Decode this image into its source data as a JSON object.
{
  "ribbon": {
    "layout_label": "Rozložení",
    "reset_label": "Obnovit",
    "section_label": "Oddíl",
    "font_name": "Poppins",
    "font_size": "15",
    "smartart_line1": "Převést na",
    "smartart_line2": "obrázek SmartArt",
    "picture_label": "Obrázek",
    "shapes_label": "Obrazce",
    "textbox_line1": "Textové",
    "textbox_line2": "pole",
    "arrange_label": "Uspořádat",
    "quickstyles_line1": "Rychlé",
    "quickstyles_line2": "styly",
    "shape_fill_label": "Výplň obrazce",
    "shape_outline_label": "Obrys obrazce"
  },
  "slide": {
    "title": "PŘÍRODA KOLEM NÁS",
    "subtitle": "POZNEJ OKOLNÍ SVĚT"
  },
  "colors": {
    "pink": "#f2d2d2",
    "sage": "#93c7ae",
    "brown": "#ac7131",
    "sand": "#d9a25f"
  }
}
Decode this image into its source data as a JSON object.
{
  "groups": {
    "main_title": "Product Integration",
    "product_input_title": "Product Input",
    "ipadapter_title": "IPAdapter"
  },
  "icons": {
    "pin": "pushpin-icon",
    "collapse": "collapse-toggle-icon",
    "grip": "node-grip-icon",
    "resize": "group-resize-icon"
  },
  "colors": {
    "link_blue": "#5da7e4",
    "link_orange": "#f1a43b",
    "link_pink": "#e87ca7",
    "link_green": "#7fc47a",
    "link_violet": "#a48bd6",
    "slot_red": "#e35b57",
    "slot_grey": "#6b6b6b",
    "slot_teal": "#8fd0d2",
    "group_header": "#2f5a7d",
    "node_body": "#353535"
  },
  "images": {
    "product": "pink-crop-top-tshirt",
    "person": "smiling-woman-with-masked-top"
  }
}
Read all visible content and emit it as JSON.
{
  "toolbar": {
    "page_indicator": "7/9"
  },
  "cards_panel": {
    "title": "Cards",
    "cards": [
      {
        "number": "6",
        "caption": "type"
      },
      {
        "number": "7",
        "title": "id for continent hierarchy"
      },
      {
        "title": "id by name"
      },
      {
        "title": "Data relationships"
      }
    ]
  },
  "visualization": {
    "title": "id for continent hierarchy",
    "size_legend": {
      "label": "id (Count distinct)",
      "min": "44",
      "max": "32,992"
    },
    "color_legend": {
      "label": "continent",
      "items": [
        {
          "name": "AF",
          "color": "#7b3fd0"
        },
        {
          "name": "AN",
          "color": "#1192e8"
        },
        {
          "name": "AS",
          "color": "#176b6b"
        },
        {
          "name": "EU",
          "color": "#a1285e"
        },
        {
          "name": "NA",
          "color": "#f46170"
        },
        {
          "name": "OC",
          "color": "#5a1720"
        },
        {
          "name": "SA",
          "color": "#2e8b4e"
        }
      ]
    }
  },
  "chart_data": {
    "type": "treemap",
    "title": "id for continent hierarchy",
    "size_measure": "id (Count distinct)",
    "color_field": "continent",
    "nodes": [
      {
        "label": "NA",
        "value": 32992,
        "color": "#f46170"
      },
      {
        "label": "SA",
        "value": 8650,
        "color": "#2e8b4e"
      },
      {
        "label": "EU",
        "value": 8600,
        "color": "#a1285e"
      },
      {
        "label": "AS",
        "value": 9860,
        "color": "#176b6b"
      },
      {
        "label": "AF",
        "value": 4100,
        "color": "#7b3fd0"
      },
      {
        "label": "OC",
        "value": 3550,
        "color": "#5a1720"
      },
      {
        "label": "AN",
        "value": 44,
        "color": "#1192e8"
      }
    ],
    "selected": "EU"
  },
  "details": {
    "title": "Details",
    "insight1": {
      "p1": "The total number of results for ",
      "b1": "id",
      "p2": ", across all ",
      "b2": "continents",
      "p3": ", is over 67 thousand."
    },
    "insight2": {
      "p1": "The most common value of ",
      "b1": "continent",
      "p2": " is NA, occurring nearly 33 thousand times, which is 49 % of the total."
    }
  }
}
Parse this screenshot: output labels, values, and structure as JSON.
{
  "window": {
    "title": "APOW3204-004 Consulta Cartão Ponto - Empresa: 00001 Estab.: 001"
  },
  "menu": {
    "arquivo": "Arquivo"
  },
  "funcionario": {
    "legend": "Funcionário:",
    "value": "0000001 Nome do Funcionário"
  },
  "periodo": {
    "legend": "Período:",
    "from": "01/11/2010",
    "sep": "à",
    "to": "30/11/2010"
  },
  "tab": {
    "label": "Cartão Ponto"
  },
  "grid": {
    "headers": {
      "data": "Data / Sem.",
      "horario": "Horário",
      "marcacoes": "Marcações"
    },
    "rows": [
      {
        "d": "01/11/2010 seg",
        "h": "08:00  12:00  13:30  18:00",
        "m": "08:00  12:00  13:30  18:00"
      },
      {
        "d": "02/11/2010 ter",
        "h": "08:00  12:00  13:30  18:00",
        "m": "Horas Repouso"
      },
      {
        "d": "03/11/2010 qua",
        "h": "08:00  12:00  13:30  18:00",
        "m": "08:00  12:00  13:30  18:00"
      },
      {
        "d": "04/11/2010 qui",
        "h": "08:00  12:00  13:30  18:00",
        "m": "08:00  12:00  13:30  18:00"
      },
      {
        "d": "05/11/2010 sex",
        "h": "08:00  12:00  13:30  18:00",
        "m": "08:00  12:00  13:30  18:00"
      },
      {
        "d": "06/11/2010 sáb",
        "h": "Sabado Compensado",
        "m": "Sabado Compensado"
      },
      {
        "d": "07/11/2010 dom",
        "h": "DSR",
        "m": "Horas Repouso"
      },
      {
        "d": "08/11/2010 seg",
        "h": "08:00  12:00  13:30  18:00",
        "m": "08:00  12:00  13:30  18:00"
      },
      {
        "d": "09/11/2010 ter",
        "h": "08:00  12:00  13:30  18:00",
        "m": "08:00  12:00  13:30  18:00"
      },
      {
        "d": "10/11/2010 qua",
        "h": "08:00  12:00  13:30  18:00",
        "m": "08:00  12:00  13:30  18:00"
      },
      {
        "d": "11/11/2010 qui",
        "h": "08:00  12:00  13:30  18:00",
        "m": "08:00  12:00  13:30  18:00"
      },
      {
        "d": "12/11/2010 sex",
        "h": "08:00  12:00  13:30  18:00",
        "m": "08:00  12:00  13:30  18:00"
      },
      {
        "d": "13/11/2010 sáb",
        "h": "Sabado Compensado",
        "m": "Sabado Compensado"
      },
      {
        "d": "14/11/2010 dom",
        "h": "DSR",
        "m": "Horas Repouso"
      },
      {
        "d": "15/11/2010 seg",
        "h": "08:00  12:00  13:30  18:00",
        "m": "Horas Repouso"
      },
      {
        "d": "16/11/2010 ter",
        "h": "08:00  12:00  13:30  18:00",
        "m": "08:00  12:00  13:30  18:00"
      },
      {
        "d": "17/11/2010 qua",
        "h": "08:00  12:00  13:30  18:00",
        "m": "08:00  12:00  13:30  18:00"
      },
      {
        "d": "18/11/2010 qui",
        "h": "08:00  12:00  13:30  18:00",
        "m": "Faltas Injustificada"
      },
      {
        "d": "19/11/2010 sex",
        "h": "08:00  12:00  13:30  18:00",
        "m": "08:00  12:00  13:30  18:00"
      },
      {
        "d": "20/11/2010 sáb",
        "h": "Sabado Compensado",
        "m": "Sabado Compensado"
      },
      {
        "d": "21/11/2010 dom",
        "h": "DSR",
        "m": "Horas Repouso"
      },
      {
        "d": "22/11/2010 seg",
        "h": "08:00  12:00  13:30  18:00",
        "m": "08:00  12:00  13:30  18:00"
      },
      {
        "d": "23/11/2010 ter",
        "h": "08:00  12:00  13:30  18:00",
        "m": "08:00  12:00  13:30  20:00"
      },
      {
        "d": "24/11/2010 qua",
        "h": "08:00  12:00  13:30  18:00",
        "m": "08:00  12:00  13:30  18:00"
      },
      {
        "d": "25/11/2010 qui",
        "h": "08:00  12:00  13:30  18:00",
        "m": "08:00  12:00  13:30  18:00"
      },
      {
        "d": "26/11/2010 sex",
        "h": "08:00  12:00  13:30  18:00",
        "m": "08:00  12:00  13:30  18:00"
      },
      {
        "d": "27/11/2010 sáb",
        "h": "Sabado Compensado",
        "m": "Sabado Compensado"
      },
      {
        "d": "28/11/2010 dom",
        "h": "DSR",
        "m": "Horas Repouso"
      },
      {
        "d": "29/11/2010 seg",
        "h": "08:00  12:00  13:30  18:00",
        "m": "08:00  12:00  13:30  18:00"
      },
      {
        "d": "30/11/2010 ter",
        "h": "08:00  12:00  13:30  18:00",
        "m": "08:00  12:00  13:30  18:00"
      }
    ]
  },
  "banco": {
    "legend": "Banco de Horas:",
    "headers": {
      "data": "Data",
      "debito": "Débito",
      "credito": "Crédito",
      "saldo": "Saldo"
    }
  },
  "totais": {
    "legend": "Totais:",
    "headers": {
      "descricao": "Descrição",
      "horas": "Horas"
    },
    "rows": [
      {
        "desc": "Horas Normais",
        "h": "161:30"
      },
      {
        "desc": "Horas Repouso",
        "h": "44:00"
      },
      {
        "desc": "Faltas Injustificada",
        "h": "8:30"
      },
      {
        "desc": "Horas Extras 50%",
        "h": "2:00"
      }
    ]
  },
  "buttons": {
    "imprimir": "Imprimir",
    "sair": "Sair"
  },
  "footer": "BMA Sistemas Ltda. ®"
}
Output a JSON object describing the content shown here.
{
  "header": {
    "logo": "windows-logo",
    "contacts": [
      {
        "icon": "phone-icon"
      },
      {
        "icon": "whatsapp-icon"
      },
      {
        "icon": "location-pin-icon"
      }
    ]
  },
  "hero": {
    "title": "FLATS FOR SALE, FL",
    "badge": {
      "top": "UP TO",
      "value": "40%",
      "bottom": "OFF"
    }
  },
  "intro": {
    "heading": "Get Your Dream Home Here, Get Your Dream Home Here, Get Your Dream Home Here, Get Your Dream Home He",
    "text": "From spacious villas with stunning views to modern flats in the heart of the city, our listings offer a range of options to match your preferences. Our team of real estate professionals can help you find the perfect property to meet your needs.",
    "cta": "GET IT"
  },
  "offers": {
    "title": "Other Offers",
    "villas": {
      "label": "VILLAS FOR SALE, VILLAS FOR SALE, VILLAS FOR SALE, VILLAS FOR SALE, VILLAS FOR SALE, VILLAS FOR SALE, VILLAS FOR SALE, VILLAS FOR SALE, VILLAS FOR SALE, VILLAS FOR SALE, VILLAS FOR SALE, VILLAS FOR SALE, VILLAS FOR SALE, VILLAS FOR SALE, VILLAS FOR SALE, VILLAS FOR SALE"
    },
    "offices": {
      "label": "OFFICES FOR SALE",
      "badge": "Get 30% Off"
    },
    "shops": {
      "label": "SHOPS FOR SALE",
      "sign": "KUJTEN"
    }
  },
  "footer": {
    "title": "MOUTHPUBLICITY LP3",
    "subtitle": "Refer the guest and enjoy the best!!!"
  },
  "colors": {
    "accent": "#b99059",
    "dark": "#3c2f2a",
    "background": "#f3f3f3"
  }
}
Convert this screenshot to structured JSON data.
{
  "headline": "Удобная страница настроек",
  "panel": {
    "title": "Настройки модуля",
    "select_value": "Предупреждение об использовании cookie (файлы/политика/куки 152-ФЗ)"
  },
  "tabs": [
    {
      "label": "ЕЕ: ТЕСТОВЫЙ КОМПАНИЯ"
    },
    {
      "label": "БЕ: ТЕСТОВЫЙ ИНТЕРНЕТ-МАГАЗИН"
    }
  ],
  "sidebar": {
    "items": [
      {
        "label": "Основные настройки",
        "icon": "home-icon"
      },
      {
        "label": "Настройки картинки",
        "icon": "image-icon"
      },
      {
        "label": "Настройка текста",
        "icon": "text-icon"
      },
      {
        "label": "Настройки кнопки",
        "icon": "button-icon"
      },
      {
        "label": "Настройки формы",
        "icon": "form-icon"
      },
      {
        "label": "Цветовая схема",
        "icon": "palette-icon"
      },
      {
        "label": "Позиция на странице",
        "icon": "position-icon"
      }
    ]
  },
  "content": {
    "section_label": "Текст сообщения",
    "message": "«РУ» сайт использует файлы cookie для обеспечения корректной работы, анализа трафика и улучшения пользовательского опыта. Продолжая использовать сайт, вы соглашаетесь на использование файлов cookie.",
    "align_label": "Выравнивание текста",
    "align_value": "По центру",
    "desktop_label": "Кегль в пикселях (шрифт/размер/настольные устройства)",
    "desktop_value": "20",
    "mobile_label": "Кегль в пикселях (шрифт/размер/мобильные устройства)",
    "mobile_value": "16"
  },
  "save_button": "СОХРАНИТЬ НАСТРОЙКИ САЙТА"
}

..........

_WHAT IS REQUIRED:_
Copy each line above that contains the string "Funcionário".

_EXPECTED ANSWER:_
    "legend": "Funcionário:",
    "value": "0000001 Nome do Funcionário"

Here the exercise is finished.